**Exercise objective**. Return every line of the records below unchanged, character for character.

**Data to process**.
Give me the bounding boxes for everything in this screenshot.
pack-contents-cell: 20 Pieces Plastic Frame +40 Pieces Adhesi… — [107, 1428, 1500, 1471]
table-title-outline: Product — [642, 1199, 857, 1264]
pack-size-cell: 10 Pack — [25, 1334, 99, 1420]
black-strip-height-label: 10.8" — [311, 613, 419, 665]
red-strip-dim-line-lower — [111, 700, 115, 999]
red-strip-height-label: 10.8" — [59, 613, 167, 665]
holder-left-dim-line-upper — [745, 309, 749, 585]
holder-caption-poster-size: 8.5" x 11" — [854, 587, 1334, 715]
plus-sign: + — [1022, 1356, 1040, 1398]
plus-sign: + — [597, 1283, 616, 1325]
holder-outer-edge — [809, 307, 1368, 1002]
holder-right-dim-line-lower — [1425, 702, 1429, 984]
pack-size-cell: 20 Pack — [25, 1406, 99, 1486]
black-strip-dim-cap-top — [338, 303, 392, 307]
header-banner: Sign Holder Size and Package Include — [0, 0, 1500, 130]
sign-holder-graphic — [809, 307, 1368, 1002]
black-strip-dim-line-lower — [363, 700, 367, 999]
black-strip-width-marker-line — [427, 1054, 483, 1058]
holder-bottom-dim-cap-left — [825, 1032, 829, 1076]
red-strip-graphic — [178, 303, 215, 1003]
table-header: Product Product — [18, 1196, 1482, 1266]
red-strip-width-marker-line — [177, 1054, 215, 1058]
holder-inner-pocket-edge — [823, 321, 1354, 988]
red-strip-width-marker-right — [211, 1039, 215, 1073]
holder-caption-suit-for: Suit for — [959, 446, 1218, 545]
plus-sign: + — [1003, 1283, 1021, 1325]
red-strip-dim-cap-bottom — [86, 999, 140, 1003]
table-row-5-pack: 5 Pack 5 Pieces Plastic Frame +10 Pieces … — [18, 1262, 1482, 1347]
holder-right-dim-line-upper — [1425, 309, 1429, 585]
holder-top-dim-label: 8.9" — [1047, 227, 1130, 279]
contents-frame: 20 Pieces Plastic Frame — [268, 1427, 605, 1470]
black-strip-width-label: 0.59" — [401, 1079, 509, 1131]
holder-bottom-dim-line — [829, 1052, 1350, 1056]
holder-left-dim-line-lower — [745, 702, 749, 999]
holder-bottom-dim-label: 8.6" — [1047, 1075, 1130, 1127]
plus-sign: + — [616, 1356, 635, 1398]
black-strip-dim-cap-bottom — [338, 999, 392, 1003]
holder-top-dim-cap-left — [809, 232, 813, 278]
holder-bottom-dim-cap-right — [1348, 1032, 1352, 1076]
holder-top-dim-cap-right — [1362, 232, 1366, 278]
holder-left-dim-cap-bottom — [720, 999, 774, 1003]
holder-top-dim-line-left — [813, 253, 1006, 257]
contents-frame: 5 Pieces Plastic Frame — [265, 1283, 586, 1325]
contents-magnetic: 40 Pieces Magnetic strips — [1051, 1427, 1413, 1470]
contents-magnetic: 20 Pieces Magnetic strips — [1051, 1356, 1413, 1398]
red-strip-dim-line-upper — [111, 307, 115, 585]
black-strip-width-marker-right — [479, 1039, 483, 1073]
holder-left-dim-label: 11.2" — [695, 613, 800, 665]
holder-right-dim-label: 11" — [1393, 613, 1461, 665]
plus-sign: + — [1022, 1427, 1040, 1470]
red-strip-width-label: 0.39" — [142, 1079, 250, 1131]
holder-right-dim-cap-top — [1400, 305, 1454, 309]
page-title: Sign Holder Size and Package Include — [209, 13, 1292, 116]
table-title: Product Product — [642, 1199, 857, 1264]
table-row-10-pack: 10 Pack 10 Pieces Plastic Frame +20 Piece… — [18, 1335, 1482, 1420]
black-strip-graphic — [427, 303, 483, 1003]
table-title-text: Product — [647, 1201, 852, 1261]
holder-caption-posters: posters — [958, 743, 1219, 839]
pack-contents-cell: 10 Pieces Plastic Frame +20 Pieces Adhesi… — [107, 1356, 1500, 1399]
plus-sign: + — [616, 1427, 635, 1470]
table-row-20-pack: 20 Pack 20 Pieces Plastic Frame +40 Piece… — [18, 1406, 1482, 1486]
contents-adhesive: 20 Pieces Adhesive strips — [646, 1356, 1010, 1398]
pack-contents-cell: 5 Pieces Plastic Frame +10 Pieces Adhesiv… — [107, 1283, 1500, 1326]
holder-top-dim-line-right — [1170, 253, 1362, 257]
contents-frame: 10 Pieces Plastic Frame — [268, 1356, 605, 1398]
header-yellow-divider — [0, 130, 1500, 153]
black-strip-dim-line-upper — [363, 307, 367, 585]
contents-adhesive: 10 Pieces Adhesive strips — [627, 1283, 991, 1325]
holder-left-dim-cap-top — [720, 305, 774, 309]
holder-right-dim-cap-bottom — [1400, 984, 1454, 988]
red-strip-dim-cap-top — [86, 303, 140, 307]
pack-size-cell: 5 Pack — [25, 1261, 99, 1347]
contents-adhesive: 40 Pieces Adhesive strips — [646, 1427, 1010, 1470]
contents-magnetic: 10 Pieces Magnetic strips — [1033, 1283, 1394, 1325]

**Written solution**.
Give me the bounding boxes for everything in this screenshot.
pack-contents-cell: 20 Pieces Plastic Frame +40 Pieces Adhesi… — [107, 1428, 1500, 1471]
table-title-outline: Product — [642, 1199, 857, 1264]
pack-size-cell: 10 Pack — [25, 1334, 99, 1420]
black-strip-height-label: 10.8" — [311, 613, 419, 665]
red-strip-dim-line-lower — [111, 700, 115, 999]
red-strip-height-label: 10.8" — [59, 613, 167, 665]
holder-left-dim-line-upper — [745, 309, 749, 585]
holder-caption-poster-size: 8.5" x 11" — [854, 587, 1334, 715]
plus-sign: + — [1022, 1356, 1040, 1398]
plus-sign: + — [597, 1283, 616, 1325]
holder-outer-edge — [809, 307, 1368, 1002]
holder-right-dim-line-lower — [1425, 702, 1429, 984]
pack-size-cell: 20 Pack — [25, 1406, 99, 1486]
black-strip-dim-cap-top — [338, 303, 392, 307]
header-banner: Sign Holder Size and Package Include — [0, 0, 1500, 130]
sign-holder-graphic — [809, 307, 1368, 1002]
black-strip-dim-line-lower — [363, 700, 367, 999]
black-strip-width-marker-line — [427, 1054, 483, 1058]
holder-bottom-dim-cap-left — [825, 1032, 829, 1076]
red-strip-graphic — [178, 303, 215, 1003]
table-header: Product Product — [18, 1196, 1482, 1266]
red-strip-width-marker-line — [177, 1054, 215, 1058]
holder-inner-pocket-edge — [823, 321, 1354, 988]
red-strip-width-marker-right — [211, 1039, 215, 1073]
holder-caption-suit-for: Suit for — [959, 446, 1218, 545]
plus-sign: + — [1003, 1283, 1021, 1325]
red-strip-dim-cap-bottom — [86, 999, 140, 1003]
table-row-5-pack: 5 Pack 5 Pieces Plastic Frame +10 Pieces … — [18, 1262, 1482, 1347]
holder-right-dim-line-upper — [1425, 309, 1429, 585]
holder-top-dim-label: 8.9" — [1047, 227, 1130, 279]
contents-frame: 20 Pieces Plastic Frame — [268, 1427, 605, 1470]
black-strip-width-label: 0.59" — [401, 1079, 509, 1131]
holder-bottom-dim-line — [829, 1052, 1350, 1056]
holder-left-dim-line-lower — [745, 702, 749, 999]
holder-bottom-dim-label: 8.6" — [1047, 1075, 1130, 1127]
plus-sign: + — [616, 1356, 635, 1398]
black-strip-dim-cap-bottom — [338, 999, 392, 1003]
holder-top-dim-cap-left — [809, 232, 813, 278]
holder-bottom-dim-cap-right — [1348, 1032, 1352, 1076]
holder-top-dim-cap-right — [1362, 232, 1366, 278]
holder-left-dim-cap-bottom — [720, 999, 774, 1003]
holder-top-dim-line-left — [813, 253, 1006, 257]
contents-frame: 5 Pieces Plastic Frame — [265, 1283, 586, 1325]
contents-magnetic: 40 Pieces Magnetic strips — [1051, 1427, 1413, 1470]
contents-magnetic: 20 Pieces Magnetic strips — [1051, 1356, 1413, 1398]
red-strip-dim-line-upper — [111, 307, 115, 585]
black-strip-width-marker-right — [479, 1039, 483, 1073]
holder-left-dim-label: 11.2" — [695, 613, 800, 665]
holder-right-dim-label: 11" — [1393, 613, 1461, 665]
plus-sign: + — [1022, 1427, 1040, 1470]
red-strip-width-label: 0.39" — [142, 1079, 250, 1131]
holder-right-dim-cap-top — [1400, 305, 1454, 309]
page-title: Sign Holder Size and Package Include — [209, 13, 1292, 116]
table-title: Product Product — [642, 1199, 857, 1264]
table-row-10-pack: 10 Pack 10 Pieces Plastic Frame +20 Piece… — [18, 1335, 1482, 1420]
black-strip-graphic — [427, 303, 483, 1003]
table-title-text: Product — [647, 1201, 852, 1261]
holder-caption-posters: posters — [958, 743, 1219, 839]
pack-contents-cell: 10 Pieces Plastic Frame +20 Pieces Adhesi… — [107, 1356, 1500, 1399]
plus-sign: + — [616, 1427, 635, 1470]
table-row-20-pack: 20 Pack 20 Pieces Plastic Frame +40 Piece… — [18, 1406, 1482, 1486]
contents-adhesive: 20 Pieces Adhesive strips — [646, 1356, 1010, 1398]
pack-contents-cell: 5 Pieces Plastic Frame +10 Pieces Adhesiv… — [107, 1283, 1500, 1326]
holder-top-dim-line-right — [1170, 253, 1362, 257]
contents-frame: 10 Pieces Plastic Frame — [268, 1356, 605, 1398]
header-yellow-divider — [0, 130, 1500, 153]
black-strip-dim-line-upper — [363, 307, 367, 585]
contents-adhesive: 10 Pieces Adhesive strips — [627, 1283, 991, 1325]
holder-left-dim-cap-top — [720, 305, 774, 309]
holder-right-dim-cap-bottom — [1400, 984, 1454, 988]
red-strip-dim-cap-top — [86, 303, 140, 307]
pack-size-cell: 5 Pack — [25, 1261, 99, 1347]
contents-adhesive: 40 Pieces Adhesive strips — [646, 1427, 1010, 1470]
contents-magnetic: 10 Pieces Magnetic strips — [1033, 1283, 1394, 1325]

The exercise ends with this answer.